------ Data lines ------
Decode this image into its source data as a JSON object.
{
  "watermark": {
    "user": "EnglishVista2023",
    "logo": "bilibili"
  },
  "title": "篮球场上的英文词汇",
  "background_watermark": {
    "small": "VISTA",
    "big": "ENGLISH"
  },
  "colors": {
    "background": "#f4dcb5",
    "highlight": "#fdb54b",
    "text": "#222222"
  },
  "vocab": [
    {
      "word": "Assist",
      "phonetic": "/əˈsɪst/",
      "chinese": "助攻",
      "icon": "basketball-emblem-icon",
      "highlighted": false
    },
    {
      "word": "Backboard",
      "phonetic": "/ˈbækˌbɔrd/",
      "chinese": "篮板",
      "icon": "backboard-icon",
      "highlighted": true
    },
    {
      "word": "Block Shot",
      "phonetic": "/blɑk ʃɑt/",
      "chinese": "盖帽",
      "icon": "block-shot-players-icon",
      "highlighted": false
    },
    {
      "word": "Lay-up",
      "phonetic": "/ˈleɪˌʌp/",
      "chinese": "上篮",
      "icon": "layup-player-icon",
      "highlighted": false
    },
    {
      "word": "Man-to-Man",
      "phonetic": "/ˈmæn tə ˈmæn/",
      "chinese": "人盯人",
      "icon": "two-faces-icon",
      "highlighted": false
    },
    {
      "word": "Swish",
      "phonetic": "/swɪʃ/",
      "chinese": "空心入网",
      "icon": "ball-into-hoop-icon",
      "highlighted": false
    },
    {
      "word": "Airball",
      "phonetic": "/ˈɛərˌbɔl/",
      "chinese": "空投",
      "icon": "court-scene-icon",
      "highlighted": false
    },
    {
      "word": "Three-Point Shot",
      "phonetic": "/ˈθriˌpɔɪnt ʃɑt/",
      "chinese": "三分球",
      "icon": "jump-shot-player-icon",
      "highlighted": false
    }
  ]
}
------
Reproduce each record shown above without altering a single word.

Decode this image into its source data as a JSON object.
{
  "watermark": {
    "user": "EnglishVista2023",
    "logo": "bilibili"
  },
  "title": "篮球场上的英文词汇",
  "background_watermark": {
    "small": "VISTA",
    "big": "ENGLISH"
  },
  "colors": {
    "background": "#f4dcb5",
    "highlight": "#fdb54b",
    "text": "#222222"
  },
  "vocab": [
    {
      "word": "Assist",
      "phonetic": "/əˈsɪst/",
      "chinese": "助攻",
      "icon": "basketball-emblem-icon",
      "highlighted": false
    },
    {
      "word": "Backboard",
      "phonetic": "/ˈbækˌbɔrd/",
      "chinese": "篮板",
      "icon": "backboard-icon",
      "highlighted": true
    },
    {
      "word": "Block Shot",
      "phonetic": "/blɑk ʃɑt/",
      "chinese": "盖帽",
      "icon": "block-shot-players-icon",
      "highlighted": false
    },
    {
      "word": "Lay-up",
      "phonetic": "/ˈleɪˌʌp/",
      "chinese": "上篮",
      "icon": "layup-player-icon",
      "highlighted": false
    },
    {
      "word": "Man-to-Man",
      "phonetic": "/ˈmæn tə ˈmæn/",
      "chinese": "人盯人",
      "icon": "two-faces-icon",
      "highlighted": false
    },
    {
      "word": "Swish",
      "phonetic": "/swɪʃ/",
      "chinese": "空心入网",
      "icon": "ball-into-hoop-icon",
      "highlighted": false
    },
    {
      "word": "Airball",
      "phonetic": "/ˈɛərˌbɔl/",
      "chinese": "空投",
      "icon": "court-scene-icon",
      "highlighted": false
    },
    {
      "word": "Three-Point Shot",
      "phonetic": "/ˈθriˌpɔɪnt ʃɑt/",
      "chinese": "三分球",
      "icon": "jump-shot-player-icon",
      "highlighted": false
    }
  ]
}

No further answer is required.